■ STATED TASK ■
Copy the entries below word for word, starting at the beginning and ending with the line that contains "- arrow-icon: [385, 626, 395, 636]", with both ends included.

■ RECORDS SHOWN ■
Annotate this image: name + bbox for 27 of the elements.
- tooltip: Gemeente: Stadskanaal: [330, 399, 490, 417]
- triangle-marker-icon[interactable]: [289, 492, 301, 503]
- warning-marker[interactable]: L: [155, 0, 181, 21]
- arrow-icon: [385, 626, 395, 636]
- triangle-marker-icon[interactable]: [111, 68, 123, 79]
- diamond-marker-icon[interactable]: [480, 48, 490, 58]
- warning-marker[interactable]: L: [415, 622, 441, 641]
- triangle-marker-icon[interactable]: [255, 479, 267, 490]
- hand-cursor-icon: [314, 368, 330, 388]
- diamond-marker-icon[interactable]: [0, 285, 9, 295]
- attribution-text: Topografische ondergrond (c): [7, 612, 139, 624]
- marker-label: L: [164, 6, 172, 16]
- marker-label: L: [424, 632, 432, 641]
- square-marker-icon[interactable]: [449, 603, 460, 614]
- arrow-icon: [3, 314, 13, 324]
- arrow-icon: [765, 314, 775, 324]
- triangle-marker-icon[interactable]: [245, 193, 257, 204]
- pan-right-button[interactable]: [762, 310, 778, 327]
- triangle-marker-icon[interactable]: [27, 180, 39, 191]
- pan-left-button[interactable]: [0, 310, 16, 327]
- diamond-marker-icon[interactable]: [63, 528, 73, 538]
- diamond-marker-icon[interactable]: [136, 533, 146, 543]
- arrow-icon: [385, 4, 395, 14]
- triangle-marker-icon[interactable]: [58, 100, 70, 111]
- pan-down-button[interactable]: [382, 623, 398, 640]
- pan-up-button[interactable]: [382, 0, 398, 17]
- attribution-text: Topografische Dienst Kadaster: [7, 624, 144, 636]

■ WORKED ANSWER ■
Annotate this image: name + bbox for 27 of the elements.
- tooltip: Gemeente: Stadskanaal: [330, 399, 490, 417]
- triangle-marker-icon[interactable]: [289, 492, 301, 503]
- warning-marker[interactable]: L: [155, 0, 181, 21]
- arrow-icon: [385, 626, 395, 636]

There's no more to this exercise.